_Short problem_
Extract every line of the rows below and reproduce each one word for word, leaving out the pictures.

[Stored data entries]
* * * * * * * * *

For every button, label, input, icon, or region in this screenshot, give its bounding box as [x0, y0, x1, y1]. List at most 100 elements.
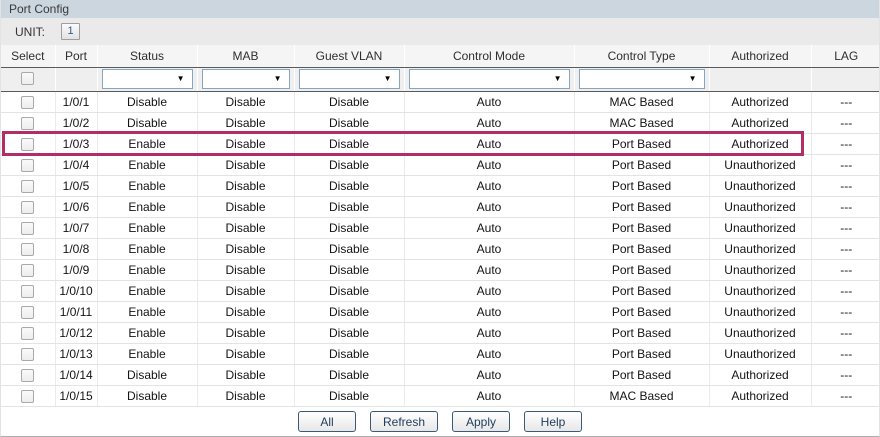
- mab-cell: Disable: [197, 133, 294, 154]
- guest-vlan-cell: Disable: [294, 91, 404, 112]
- authorized-cell: Unauthorized: [709, 259, 811, 280]
- select-all-checkbox[interactable]: [21, 72, 34, 85]
- apply-button[interactable]: Apply: [452, 411, 510, 432]
- row-checkbox[interactable]: [21, 306, 34, 319]
- port-cell: 1/0/6: [55, 196, 97, 217]
- row-select-cell: [1, 301, 55, 322]
- port-cell: 1/0/10: [55, 280, 97, 301]
- status-filter-select[interactable]: [102, 69, 193, 89]
- header-row: Select Port Status MAB Guest VLAN Contro…: [1, 45, 880, 67]
- row-checkbox[interactable]: [21, 117, 34, 130]
- port-cell: 1/0/2: [55, 112, 97, 133]
- row-checkbox[interactable]: [21, 138, 34, 151]
- lag-cell: ---: [811, 238, 880, 259]
- help-button[interactable]: Help: [524, 411, 582, 432]
- all-button[interactable]: All: [298, 411, 356, 432]
- row-select-cell: [1, 343, 55, 364]
- lag-cell: ---: [811, 133, 880, 154]
- unit-row: UNIT: 1: [1, 18, 879, 45]
- table-row: 1/0/9 Enable Disable Disable Auto Port B…: [1, 259, 880, 280]
- mab-filter-select[interactable]: [202, 69, 290, 89]
- control-type-cell: Port Based: [574, 217, 709, 238]
- authorized-cell: Authorized: [709, 91, 811, 112]
- mab-cell: Disable: [197, 112, 294, 133]
- table-row: 1/0/6 Enable Disable Disable Auto Port B…: [1, 196, 880, 217]
- lag-cell: ---: [811, 385, 880, 406]
- status-cell: Enable: [97, 259, 197, 280]
- status-cell: Disable: [97, 112, 197, 133]
- row-checkbox[interactable]: [21, 285, 34, 298]
- column-header-control-type: Control Type: [574, 45, 709, 67]
- control-type-cell: Port Based: [574, 175, 709, 196]
- control-type-cell: Port Based: [574, 259, 709, 280]
- status-cell: Enable: [97, 343, 197, 364]
- control-mode-filter-select[interactable]: [409, 69, 570, 89]
- lag-cell: ---: [811, 343, 880, 364]
- port-cell: 1/0/8: [55, 238, 97, 259]
- row-select-cell: [1, 238, 55, 259]
- control-mode-cell: Auto: [404, 196, 574, 217]
- port-config-panel: Port Config UNIT: 1 Select Port Status M…: [0, 0, 880, 437]
- port-cell: 1/0/11: [55, 301, 97, 322]
- status-cell: Enable: [97, 133, 197, 154]
- guest-vlan-cell: Disable: [294, 343, 404, 364]
- control-type-cell: Port Based: [574, 238, 709, 259]
- filter-lag-empty-cell: [811, 67, 880, 91]
- filter-row: ▼ ▼ ▼: [1, 67, 880, 91]
- status-cell: Enable: [97, 217, 197, 238]
- mab-cell: Disable: [197, 343, 294, 364]
- control-mode-cell: Auto: [404, 154, 574, 175]
- control-mode-cell: Auto: [404, 322, 574, 343]
- table-row: 1/0/7 Enable Disable Disable Auto Port B…: [1, 217, 880, 238]
- status-cell: Enable: [97, 154, 197, 175]
- row-select-cell: [1, 175, 55, 196]
- authorized-cell: Unauthorized: [709, 175, 811, 196]
- row-checkbox[interactable]: [21, 96, 34, 109]
- lag-cell: ---: [811, 154, 880, 175]
- guest-vlan-cell: Disable: [294, 280, 404, 301]
- control-mode-cell: Auto: [404, 91, 574, 112]
- control-type-cell: Port Based: [574, 196, 709, 217]
- row-checkbox[interactable]: [21, 348, 34, 361]
- port-cell: 1/0/15: [55, 385, 97, 406]
- control-mode-cell: Auto: [404, 301, 574, 322]
- control-mode-cell: Auto: [404, 175, 574, 196]
- unit-1-button[interactable]: 1: [61, 23, 80, 40]
- row-checkbox[interactable]: [21, 243, 34, 256]
- lag-cell: ---: [811, 217, 880, 238]
- mab-cell: Disable: [197, 154, 294, 175]
- guest-vlan-cell: Disable: [294, 196, 404, 217]
- lag-cell: ---: [811, 322, 880, 343]
- guest-vlan-cell: Disable: [294, 322, 404, 343]
- row-checkbox[interactable]: [21, 327, 34, 340]
- control-mode-cell: Auto: [404, 133, 574, 154]
- guest-vlan-cell: Disable: [294, 133, 404, 154]
- row-checkbox[interactable]: [21, 159, 34, 172]
- row-checkbox[interactable]: [21, 369, 34, 382]
- port-config-table: Select Port Status MAB Guest VLAN Contro…: [1, 45, 880, 407]
- control-mode-cell: Auto: [404, 385, 574, 406]
- row-select-cell: [1, 91, 55, 112]
- control-type-filter-select[interactable]: [579, 69, 705, 89]
- status-cell: Disable: [97, 385, 197, 406]
- table-row: 1/0/5 Enable Disable Disable Auto Port B…: [1, 175, 880, 196]
- filter-port-empty-cell: [55, 67, 97, 91]
- table-row: 1/0/12 Enable Disable Disable Auto Port …: [1, 322, 880, 343]
- lag-cell: ---: [811, 280, 880, 301]
- control-mode-cell: Auto: [404, 280, 574, 301]
- row-checkbox[interactable]: [21, 180, 34, 193]
- control-type-cell: MAC Based: [574, 385, 709, 406]
- row-checkbox[interactable]: [21, 264, 34, 277]
- unit-label: UNIT:: [15, 25, 45, 39]
- table-row: 1/0/15 Disable Disable Disable Auto MAC …: [1, 385, 880, 406]
- row-checkbox[interactable]: [21, 201, 34, 214]
- guest-vlan-filter-select[interactable]: [299, 69, 400, 89]
- port-cell: 1/0/13: [55, 343, 97, 364]
- control-mode-cell: Auto: [404, 364, 574, 385]
- port-cell: 1/0/14: [55, 364, 97, 385]
- row-checkbox[interactable]: [21, 222, 34, 235]
- refresh-button[interactable]: Refresh: [370, 411, 438, 432]
- port-cell: 1/0/4: [55, 154, 97, 175]
- row-checkbox[interactable]: [21, 390, 34, 403]
- table-row: 1/0/8 Enable Disable Disable Auto Port B…: [1, 238, 880, 259]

* * * * * * * * *

_Solution for this exercise_
For every button, label, input, icon, or region in this screenshot, give its bounding box as [x0, y0, x1, y1]. List at most 100 elements.
- mab-cell: Disable: [197, 133, 294, 154]
- guest-vlan-cell: Disable: [294, 91, 404, 112]
- authorized-cell: Unauthorized: [709, 259, 811, 280]
- select-all-checkbox[interactable]: [21, 72, 34, 85]
- apply-button[interactable]: Apply: [452, 411, 510, 432]
- row-checkbox[interactable]: [21, 306, 34, 319]
- port-cell: 1/0/6: [55, 196, 97, 217]
- row-select-cell: [1, 301, 55, 322]
- port-cell: 1/0/10: [55, 280, 97, 301]
- status-filter-select[interactable]: [102, 69, 193, 89]
- header-row: Select Port Status MAB Guest VLAN Contro…: [1, 45, 880, 67]
- row-checkbox[interactable]: [21, 117, 34, 130]
- port-cell: 1/0/2: [55, 112, 97, 133]
- row-checkbox[interactable]: [21, 138, 34, 151]
- lag-cell: ---: [811, 238, 880, 259]
- help-button[interactable]: Help: [524, 411, 582, 432]
- all-button[interactable]: All: [298, 411, 356, 432]
- row-select-cell: [1, 343, 55, 364]
- lag-cell: ---: [811, 133, 880, 154]
- unit-row: UNIT: 1: [1, 18, 879, 45]
- table-row: 1/0/9 Enable Disable Disable Auto Port B…: [1, 259, 880, 280]
- mab-filter-select[interactable]: [202, 69, 290, 89]
- control-type-cell: Port Based: [574, 217, 709, 238]
- authorized-cell: Authorized: [709, 91, 811, 112]
- mab-cell: Disable: [197, 112, 294, 133]
- table-row: 1/0/6 Enable Disable Disable Auto Port B…: [1, 196, 880, 217]
- lag-cell: ---: [811, 385, 880, 406]
- status-cell: Enable: [97, 259, 197, 280]
- status-cell: Disable: [97, 112, 197, 133]
- row-checkbox[interactable]: [21, 285, 34, 298]
- column-header-control-type: Control Type: [574, 45, 709, 67]
- control-type-cell: Port Based: [574, 175, 709, 196]
- control-type-cell: Port Based: [574, 259, 709, 280]
- status-cell: Enable: [97, 343, 197, 364]
- control-mode-filter-select[interactable]: [409, 69, 570, 89]
- lag-cell: ---: [811, 343, 880, 364]
- port-cell: 1/0/8: [55, 238, 97, 259]
- row-select-cell: [1, 238, 55, 259]
- control-mode-cell: Auto: [404, 196, 574, 217]
- port-config-panel: Port Config UNIT: 1 Select Port Status M…: [0, 0, 880, 437]
- port-cell: 1/0/11: [55, 301, 97, 322]
- status-cell: Enable: [97, 133, 197, 154]
- guest-vlan-cell: Disable: [294, 343, 404, 364]
- control-type-cell: Port Based: [574, 238, 709, 259]
- filter-lag-empty-cell: [811, 67, 880, 91]
- filter-row: ▼ ▼ ▼: [1, 67, 880, 91]
- status-cell: Enable: [97, 217, 197, 238]
- mab-cell: Disable: [197, 343, 294, 364]
- control-mode-cell: Auto: [404, 154, 574, 175]
- control-mode-cell: Auto: [404, 322, 574, 343]
- table-row: 1/0/7 Enable Disable Disable Auto Port B…: [1, 217, 880, 238]
- status-cell: Enable: [97, 154, 197, 175]
- row-select-cell: [1, 175, 55, 196]
- authorized-cell: Unauthorized: [709, 175, 811, 196]
- row-checkbox[interactable]: [21, 96, 34, 109]
- lag-cell: ---: [811, 154, 880, 175]
- guest-vlan-cell: Disable: [294, 280, 404, 301]
- control-mode-cell: Auto: [404, 91, 574, 112]
- control-type-cell: Port Based: [574, 196, 709, 217]
- row-checkbox[interactable]: [21, 348, 34, 361]
- port-cell: 1/0/15: [55, 385, 97, 406]
- control-mode-cell: Auto: [404, 301, 574, 322]
- control-mode-cell: Auto: [404, 175, 574, 196]
- unit-1-button[interactable]: 1: [61, 23, 80, 40]
- row-checkbox[interactable]: [21, 243, 34, 256]
- lag-cell: ---: [811, 217, 880, 238]
- mab-cell: Disable: [197, 154, 294, 175]
- guest-vlan-cell: Disable: [294, 196, 404, 217]
- lag-cell: ---: [811, 322, 880, 343]
- guest-vlan-cell: Disable: [294, 322, 404, 343]
- row-checkbox[interactable]: [21, 327, 34, 340]
- control-mode-cell: Auto: [404, 133, 574, 154]
- guest-vlan-cell: Disable: [294, 133, 404, 154]
- row-checkbox[interactable]: [21, 159, 34, 172]
- row-checkbox[interactable]: [21, 369, 34, 382]
- port-config-table: Select Port Status MAB Guest VLAN Contro…: [1, 45, 880, 407]
- control-mode-cell: Auto: [404, 385, 574, 406]
- row-select-cell: [1, 91, 55, 112]
- control-type-filter-select[interactable]: [579, 69, 705, 89]
- status-cell: Disable: [97, 385, 197, 406]
- table-row: 1/0/5 Enable Disable Disable Auto Port B…: [1, 175, 880, 196]
- filter-port-empty-cell: [55, 67, 97, 91]
- table-row: 1/0/12 Enable Disable Disable Auto Port …: [1, 322, 880, 343]
- lag-cell: ---: [811, 280, 880, 301]
- control-mode-cell: Auto: [404, 280, 574, 301]
- row-checkbox[interactable]: [21, 180, 34, 193]
- control-type-cell: MAC Based: [574, 385, 709, 406]
- row-checkbox[interactable]: [21, 264, 34, 277]
- unit-label: UNIT:: [15, 25, 45, 39]
- table-row: 1/0/15 Disable Disable Disable Auto MAC …: [1, 385, 880, 406]
- row-checkbox[interactable]: [21, 201, 34, 214]
- guest-vlan-filter-select[interactable]: [299, 69, 400, 89]
- port-cell: 1/0/13: [55, 343, 97, 364]
- control-mode-cell: Auto: [404, 364, 574, 385]
- port-cell: 1/0/14: [55, 364, 97, 385]
- row-checkbox[interactable]: [21, 222, 34, 235]
- refresh-button[interactable]: Refresh: [370, 411, 438, 432]
- port-cell: 1/0/4: [55, 154, 97, 175]
- row-checkbox[interactable]: [21, 390, 34, 403]
- table-row: 1/0/8 Enable Disable Disable Auto Port B…: [1, 238, 880, 259]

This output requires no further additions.